Check each line of the records for "name"; collect those that have it.
_ _ _ _ _ _ _
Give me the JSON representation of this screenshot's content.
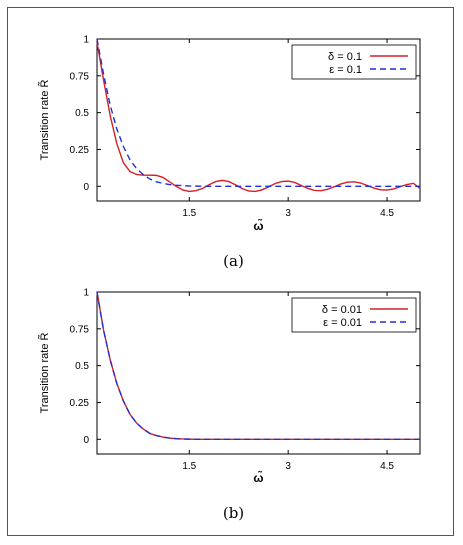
{
  "chart_data": [
    {
      "type": "line",
      "panel_label": "(a)",
      "xlabel": "ω̃",
      "ylabel": "Transition rate R̃",
      "xlim": [
        0.1,
        5.0
      ],
      "ylim": [
        -0.1,
        1.0
      ],
      "xticks": [
        1.5,
        3,
        4.5
      ],
      "xtick_labels": [
        "1.5",
        "3",
        "4.5"
      ],
      "yticks": [
        0,
        0.25,
        0.5,
        0.75,
        1
      ],
      "ytick_labels": [
        "0",
        "0.25",
        "0.5",
        "0.75",
        "1"
      ],
      "grid": false,
      "legend_position": "top-right",
      "series": [
        {
          "name": "δ = 0.1",
          "color": "#d42027",
          "style": "solid",
          "x": [
            0.1,
            0.2,
            0.3,
            0.4,
            0.5,
            0.6,
            0.7,
            0.8,
            0.9,
            1.0,
            1.1,
            1.2,
            1.3,
            1.4,
            1.5,
            1.6,
            1.7,
            1.8,
            1.9,
            2.0,
            2.1,
            2.2,
            2.3,
            2.4,
            2.5,
            2.6,
            2.7,
            2.8,
            2.9,
            3.0,
            3.1,
            3.2,
            3.3,
            3.4,
            3.5,
            3.6,
            3.7,
            3.8,
            3.9,
            4.0,
            4.1,
            4.2,
            4.3,
            4.4,
            4.5,
            4.6,
            4.7,
            4.8,
            4.9,
            5.0
          ],
          "y": [
            0.98,
            0.72,
            0.48,
            0.29,
            0.16,
            0.1,
            0.08,
            0.075,
            0.075,
            0.074,
            0.06,
            0.03,
            0.0,
            -0.025,
            -0.035,
            -0.03,
            -0.015,
            0.01,
            0.032,
            0.04,
            0.032,
            0.01,
            -0.015,
            -0.032,
            -0.035,
            -0.025,
            -0.005,
            0.018,
            0.032,
            0.035,
            0.026,
            0.005,
            -0.015,
            -0.028,
            -0.03,
            -0.02,
            -0.003,
            0.016,
            0.028,
            0.03,
            0.022,
            0.005,
            -0.012,
            -0.024,
            -0.026,
            -0.018,
            -0.003,
            0.012,
            0.02,
            -0.015
          ]
        },
        {
          "name": "ε = 0.1",
          "color": "#1f2fd8",
          "style": "dashed",
          "x": [
            0.1,
            0.2,
            0.3,
            0.4,
            0.5,
            0.6,
            0.7,
            0.8,
            0.9,
            1.0,
            1.1,
            1.2,
            1.3,
            1.4,
            1.5,
            1.6,
            1.8,
            2.0,
            2.5,
            3.0,
            3.5,
            4.0,
            4.5,
            5.0
          ],
          "y": [
            1.0,
            0.76,
            0.55,
            0.39,
            0.27,
            0.18,
            0.12,
            0.08,
            0.05,
            0.03,
            0.02,
            0.012,
            0.007,
            0.004,
            0.002,
            0.001,
            0.0,
            0.0,
            0.0,
            0.0,
            0.0,
            0.0,
            0.0,
            0.0
          ]
        }
      ]
    },
    {
      "type": "line",
      "panel_label": "(b)",
      "xlabel": "ω̃",
      "ylabel": "Transition rate R̃",
      "xlim": [
        0.1,
        5.0
      ],
      "ylim": [
        -0.1,
        1.0
      ],
      "xticks": [
        1.5,
        3,
        4.5
      ],
      "xtick_labels": [
        "1.5",
        "3",
        "4.5"
      ],
      "yticks": [
        0,
        0.25,
        0.5,
        0.75,
        1
      ],
      "ytick_labels": [
        "0",
        "0.25",
        "0.5",
        "0.75",
        "1"
      ],
      "grid": false,
      "legend_position": "top-right",
      "series": [
        {
          "name": "δ = 0.01",
          "color": "#d42027",
          "style": "solid",
          "x": [
            0.1,
            0.2,
            0.3,
            0.4,
            0.5,
            0.6,
            0.7,
            0.8,
            0.9,
            1.0,
            1.1,
            1.2,
            1.3,
            1.4,
            1.5,
            1.6,
            1.8,
            2.0,
            2.5,
            3.0,
            3.5,
            4.0,
            4.5,
            5.0
          ],
          "y": [
            1.0,
            0.74,
            0.54,
            0.38,
            0.26,
            0.17,
            0.11,
            0.07,
            0.04,
            0.025,
            0.015,
            0.008,
            0.004,
            0.002,
            0.001,
            0.0,
            0.0,
            0.0,
            0.0,
            0.0,
            0.0,
            0.0,
            0.0,
            0.0
          ]
        },
        {
          "name": "ε = 0.01",
          "color": "#1f2fd8",
          "style": "dashed",
          "x": [
            0.1,
            0.2,
            0.3,
            0.4,
            0.5,
            0.6,
            0.7,
            0.8,
            0.9,
            1.0,
            1.1,
            1.2,
            1.3,
            1.4,
            1.5,
            1.6,
            1.8,
            2.0,
            2.5,
            3.0,
            3.5,
            4.0,
            4.5,
            5.0
          ],
          "y": [
            1.0,
            0.74,
            0.54,
            0.38,
            0.26,
            0.17,
            0.11,
            0.07,
            0.04,
            0.025,
            0.015,
            0.008,
            0.004,
            0.002,
            0.001,
            0.0,
            0.0,
            0.0,
            0.0,
            0.0,
            0.0,
            0.0,
            0.0,
            0.0
          ]
        }
      ]
    }
  ]
}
_ _ _ _ _ _ _
[Expected output]:
          "name": "δ = 0.1",
          "name": "ε = 0.1",
          "name": "δ = 0.01",
          "name": "ε = 0.01",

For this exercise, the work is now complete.